▶ [Written request] Search the entries below. Return every line that has "title" in it.

Dataset rows about figures
<<<<
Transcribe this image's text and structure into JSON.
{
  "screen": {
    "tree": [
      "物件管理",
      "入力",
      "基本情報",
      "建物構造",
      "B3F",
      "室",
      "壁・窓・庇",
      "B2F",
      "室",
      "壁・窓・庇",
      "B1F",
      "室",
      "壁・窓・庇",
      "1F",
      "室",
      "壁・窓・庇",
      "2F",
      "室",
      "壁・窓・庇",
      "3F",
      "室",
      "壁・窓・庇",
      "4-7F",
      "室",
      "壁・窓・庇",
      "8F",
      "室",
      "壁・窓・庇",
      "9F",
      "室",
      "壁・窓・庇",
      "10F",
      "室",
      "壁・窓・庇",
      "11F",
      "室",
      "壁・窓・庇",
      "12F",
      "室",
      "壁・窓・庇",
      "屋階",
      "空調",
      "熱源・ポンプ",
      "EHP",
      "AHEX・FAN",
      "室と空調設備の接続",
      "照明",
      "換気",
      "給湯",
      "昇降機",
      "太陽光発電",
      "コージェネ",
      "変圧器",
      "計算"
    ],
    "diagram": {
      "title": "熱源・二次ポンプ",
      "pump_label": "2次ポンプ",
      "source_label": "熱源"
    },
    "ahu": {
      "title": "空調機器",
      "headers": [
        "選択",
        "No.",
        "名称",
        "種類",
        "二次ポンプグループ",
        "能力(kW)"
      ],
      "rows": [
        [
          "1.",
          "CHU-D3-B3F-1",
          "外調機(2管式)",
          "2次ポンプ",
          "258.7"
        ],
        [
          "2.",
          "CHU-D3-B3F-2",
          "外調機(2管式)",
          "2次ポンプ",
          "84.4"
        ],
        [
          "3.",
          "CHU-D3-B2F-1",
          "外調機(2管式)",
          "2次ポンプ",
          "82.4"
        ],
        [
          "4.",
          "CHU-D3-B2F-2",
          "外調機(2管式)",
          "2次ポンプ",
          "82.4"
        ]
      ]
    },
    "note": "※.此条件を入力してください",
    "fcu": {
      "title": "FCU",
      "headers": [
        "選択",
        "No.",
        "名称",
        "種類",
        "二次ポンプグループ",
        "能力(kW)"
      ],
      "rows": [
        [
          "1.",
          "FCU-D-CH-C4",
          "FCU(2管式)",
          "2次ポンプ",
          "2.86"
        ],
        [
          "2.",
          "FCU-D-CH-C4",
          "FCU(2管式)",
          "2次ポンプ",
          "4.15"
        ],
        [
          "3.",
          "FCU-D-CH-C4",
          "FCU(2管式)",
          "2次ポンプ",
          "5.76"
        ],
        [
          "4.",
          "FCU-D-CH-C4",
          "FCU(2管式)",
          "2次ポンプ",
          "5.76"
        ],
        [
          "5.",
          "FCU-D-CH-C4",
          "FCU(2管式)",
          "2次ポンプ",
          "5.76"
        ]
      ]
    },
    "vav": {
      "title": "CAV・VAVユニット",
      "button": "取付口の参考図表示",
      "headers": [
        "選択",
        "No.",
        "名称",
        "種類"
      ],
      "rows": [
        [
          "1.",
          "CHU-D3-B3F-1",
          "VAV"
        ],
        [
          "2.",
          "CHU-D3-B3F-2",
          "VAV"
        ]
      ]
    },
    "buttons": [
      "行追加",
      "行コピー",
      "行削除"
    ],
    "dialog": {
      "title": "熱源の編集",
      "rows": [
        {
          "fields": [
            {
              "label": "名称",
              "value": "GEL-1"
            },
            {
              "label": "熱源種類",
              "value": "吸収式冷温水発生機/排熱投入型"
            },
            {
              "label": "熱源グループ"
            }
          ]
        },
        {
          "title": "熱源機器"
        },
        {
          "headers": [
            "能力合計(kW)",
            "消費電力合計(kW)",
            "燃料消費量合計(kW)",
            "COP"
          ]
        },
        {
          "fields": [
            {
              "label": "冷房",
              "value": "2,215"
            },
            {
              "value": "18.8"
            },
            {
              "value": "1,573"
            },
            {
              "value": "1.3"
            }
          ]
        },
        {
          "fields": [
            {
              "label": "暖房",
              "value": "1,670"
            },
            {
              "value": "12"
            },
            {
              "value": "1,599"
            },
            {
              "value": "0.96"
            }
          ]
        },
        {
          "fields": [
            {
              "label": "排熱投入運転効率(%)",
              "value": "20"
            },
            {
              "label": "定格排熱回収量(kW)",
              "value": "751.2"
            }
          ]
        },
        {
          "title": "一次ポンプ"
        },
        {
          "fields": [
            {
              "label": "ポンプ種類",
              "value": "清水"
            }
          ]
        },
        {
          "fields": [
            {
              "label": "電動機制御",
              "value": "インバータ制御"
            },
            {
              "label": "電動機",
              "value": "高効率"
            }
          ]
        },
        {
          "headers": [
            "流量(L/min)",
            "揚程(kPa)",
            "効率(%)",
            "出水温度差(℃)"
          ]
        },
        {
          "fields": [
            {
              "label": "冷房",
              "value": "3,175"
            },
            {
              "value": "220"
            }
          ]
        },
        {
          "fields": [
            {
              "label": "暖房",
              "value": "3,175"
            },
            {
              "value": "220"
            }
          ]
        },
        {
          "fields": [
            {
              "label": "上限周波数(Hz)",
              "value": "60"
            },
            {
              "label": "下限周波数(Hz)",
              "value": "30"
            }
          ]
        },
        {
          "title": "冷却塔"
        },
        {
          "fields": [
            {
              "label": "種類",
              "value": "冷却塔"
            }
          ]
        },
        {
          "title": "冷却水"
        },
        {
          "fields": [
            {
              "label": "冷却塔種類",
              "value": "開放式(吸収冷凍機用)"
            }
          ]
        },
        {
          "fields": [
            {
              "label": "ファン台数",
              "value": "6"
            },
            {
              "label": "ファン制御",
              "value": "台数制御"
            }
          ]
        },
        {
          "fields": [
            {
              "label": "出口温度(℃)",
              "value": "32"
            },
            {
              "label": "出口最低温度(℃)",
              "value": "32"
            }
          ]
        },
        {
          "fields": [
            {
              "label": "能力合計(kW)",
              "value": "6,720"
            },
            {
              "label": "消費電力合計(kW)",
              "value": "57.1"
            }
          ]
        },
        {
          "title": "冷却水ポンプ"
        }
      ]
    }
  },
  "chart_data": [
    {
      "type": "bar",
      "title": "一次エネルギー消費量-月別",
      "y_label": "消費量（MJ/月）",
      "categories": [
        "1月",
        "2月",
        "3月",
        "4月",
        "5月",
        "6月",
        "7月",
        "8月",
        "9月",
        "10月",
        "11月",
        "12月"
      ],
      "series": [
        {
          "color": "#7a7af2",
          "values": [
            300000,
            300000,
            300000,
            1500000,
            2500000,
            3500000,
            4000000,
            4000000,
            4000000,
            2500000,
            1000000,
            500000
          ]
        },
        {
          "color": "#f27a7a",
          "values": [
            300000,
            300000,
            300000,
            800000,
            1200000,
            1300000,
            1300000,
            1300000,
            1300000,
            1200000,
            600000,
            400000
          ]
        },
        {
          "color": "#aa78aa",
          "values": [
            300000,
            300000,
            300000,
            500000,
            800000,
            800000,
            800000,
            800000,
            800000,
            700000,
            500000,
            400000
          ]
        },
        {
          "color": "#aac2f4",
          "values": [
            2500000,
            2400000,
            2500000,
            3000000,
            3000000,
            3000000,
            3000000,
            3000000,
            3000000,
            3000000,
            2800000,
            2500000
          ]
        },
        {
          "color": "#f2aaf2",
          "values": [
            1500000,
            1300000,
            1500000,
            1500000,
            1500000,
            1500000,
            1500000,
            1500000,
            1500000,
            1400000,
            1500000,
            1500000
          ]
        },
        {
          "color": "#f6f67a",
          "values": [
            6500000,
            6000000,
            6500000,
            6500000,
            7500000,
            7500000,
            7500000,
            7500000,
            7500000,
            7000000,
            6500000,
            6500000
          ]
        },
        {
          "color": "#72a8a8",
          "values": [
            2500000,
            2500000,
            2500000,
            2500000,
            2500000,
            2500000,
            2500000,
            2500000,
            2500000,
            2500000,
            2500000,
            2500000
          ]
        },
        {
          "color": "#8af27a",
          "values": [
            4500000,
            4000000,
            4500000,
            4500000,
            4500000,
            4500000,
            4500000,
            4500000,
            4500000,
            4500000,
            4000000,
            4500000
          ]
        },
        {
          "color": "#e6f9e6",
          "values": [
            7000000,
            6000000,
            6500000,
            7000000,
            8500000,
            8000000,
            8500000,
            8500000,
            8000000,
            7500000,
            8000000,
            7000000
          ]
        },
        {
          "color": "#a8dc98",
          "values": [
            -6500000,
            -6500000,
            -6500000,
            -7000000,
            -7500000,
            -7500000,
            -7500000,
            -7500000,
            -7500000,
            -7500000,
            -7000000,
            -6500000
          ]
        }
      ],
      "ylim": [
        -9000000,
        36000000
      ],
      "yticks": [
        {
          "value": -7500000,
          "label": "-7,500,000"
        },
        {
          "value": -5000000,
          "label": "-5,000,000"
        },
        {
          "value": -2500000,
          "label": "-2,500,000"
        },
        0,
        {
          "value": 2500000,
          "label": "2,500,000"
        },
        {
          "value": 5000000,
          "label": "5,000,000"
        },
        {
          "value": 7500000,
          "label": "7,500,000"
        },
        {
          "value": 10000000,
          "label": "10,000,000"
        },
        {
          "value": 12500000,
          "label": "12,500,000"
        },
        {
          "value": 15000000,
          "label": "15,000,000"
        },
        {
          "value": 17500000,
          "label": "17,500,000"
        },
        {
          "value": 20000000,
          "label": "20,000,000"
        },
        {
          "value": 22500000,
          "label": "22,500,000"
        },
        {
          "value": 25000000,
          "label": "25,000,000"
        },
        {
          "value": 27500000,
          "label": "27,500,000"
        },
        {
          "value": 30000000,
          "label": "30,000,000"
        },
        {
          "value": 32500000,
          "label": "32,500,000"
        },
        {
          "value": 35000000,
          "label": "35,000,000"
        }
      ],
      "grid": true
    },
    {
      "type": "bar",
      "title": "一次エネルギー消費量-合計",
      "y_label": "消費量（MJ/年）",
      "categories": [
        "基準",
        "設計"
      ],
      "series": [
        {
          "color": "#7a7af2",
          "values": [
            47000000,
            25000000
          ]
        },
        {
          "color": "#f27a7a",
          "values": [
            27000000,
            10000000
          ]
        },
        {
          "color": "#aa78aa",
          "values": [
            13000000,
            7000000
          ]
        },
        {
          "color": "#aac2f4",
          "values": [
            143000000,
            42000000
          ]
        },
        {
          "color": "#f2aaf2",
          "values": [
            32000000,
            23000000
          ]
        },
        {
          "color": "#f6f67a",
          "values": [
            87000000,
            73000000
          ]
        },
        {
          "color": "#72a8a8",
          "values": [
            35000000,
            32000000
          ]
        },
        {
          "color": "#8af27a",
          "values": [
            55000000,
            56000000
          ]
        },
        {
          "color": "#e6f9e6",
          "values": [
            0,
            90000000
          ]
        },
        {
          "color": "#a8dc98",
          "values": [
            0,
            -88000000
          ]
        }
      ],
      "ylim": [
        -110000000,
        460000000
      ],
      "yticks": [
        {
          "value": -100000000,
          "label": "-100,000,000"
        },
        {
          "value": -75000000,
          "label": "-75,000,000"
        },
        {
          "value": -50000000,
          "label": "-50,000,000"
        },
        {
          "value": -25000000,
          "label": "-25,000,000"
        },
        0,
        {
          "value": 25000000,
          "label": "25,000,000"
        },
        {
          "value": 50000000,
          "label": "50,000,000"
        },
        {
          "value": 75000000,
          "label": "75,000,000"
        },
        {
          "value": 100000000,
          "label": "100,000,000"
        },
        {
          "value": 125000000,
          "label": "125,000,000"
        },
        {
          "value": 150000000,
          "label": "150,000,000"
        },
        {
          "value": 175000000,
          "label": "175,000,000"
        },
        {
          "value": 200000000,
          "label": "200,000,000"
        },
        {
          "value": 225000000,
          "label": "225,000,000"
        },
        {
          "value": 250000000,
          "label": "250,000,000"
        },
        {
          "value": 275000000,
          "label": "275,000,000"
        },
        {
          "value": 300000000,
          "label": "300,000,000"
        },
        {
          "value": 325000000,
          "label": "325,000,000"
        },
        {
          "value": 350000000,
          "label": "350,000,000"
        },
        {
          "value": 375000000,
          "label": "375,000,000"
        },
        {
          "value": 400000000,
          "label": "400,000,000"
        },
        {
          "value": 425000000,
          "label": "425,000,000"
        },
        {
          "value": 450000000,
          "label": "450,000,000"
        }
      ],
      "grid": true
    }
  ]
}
>>>>
▶ [The response]
      "title": "熱源・二次ポンプ",
      "title": "空調機器",
      "title": "FCU",
      "title": "CAV・VAVユニット",
      "title": "熱源の編集",
          "title": "熱源機器"
          "title": "一次ポンプ"
          "title": "冷却塔"
          "title": "冷却水"
          "title": "冷却水ポンプ"
      "title": "一次エネルギー消費量-月別",
      "title": "一次エネルギー消費量-合計",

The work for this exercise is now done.